- _EXERCISE DIRECTIONS_: Examine the records and identify each line that includes the string "distribution". Copy those lines.

#### WORKING DATA

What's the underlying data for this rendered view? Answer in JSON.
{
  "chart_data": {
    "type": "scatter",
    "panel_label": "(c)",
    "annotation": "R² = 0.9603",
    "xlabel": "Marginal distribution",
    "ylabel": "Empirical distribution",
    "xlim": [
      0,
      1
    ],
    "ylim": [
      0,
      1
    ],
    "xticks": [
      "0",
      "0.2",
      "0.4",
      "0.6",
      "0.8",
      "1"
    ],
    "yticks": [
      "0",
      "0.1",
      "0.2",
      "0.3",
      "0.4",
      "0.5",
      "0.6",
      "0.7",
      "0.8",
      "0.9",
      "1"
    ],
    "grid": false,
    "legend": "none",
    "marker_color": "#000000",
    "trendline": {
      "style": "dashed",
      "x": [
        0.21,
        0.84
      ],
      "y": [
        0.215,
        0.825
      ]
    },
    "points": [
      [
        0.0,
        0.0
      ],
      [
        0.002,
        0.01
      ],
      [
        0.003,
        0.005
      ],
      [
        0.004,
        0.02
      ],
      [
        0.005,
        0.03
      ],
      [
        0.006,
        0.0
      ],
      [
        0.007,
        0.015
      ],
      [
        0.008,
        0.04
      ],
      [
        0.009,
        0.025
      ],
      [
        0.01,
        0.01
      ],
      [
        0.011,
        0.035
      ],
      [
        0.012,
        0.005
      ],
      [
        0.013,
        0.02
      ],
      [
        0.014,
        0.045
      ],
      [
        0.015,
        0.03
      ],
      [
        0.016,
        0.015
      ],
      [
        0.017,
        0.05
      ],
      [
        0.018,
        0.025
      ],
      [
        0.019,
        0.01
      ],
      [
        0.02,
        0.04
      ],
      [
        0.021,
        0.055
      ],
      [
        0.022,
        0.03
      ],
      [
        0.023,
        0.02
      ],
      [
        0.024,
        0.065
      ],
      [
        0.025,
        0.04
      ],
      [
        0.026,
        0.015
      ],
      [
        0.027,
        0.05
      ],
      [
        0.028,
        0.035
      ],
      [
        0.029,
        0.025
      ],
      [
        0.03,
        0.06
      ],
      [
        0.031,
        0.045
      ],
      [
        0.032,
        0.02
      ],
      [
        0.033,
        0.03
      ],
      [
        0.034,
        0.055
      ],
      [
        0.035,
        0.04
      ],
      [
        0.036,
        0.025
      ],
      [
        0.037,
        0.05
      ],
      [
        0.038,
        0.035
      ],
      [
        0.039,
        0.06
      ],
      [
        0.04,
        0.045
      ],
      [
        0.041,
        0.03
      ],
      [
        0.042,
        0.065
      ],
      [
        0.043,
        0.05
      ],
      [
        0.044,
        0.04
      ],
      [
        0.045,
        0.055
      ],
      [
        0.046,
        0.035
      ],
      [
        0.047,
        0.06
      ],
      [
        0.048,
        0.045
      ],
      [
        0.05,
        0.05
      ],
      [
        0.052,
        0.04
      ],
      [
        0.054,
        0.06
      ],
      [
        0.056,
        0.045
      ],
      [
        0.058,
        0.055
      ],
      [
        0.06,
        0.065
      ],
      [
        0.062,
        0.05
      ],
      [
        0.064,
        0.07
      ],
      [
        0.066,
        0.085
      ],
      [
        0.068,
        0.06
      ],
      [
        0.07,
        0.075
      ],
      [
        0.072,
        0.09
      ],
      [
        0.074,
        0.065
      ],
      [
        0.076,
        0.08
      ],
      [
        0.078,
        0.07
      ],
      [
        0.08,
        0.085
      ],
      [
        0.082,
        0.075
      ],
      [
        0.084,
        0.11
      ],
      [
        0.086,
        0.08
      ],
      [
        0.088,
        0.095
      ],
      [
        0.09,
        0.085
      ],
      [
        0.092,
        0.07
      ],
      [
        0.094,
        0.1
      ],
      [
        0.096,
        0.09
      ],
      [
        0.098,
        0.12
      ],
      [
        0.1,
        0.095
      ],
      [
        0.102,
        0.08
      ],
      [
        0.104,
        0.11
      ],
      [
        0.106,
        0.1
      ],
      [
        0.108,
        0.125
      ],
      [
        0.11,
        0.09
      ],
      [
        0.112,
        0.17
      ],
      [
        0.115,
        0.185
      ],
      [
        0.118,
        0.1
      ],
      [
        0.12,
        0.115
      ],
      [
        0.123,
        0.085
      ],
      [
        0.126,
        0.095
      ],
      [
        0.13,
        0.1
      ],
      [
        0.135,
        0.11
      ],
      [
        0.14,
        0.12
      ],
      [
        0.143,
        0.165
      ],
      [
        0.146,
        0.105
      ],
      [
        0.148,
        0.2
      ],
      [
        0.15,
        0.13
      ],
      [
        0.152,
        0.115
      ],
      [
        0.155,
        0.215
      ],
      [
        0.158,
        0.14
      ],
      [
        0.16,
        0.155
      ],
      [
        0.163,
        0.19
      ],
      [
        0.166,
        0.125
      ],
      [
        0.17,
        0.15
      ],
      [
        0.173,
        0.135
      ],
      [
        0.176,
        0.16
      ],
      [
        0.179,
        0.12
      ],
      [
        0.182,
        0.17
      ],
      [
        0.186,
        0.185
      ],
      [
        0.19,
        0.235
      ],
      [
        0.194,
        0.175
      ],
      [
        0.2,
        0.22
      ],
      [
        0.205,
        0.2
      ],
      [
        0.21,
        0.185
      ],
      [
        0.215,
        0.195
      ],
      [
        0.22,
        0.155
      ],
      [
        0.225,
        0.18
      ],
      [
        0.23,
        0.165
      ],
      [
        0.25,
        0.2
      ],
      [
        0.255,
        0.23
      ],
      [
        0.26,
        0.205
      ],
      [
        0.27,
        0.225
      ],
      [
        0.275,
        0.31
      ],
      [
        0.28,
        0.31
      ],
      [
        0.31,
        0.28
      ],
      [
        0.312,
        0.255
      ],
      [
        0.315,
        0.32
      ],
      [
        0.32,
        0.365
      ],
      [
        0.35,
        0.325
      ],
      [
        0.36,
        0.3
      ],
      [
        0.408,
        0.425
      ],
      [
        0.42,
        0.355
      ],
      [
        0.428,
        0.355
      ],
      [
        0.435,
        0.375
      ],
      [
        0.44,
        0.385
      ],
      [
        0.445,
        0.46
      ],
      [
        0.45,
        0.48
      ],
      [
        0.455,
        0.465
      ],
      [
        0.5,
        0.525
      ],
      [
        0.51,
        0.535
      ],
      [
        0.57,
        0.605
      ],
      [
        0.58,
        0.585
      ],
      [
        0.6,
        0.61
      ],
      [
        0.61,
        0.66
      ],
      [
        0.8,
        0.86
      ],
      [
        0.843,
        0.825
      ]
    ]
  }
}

########

- _WORKED SOLUTION_:
    "xlabel": "Marginal distribution",
    "ylabel": "Empirical distribution",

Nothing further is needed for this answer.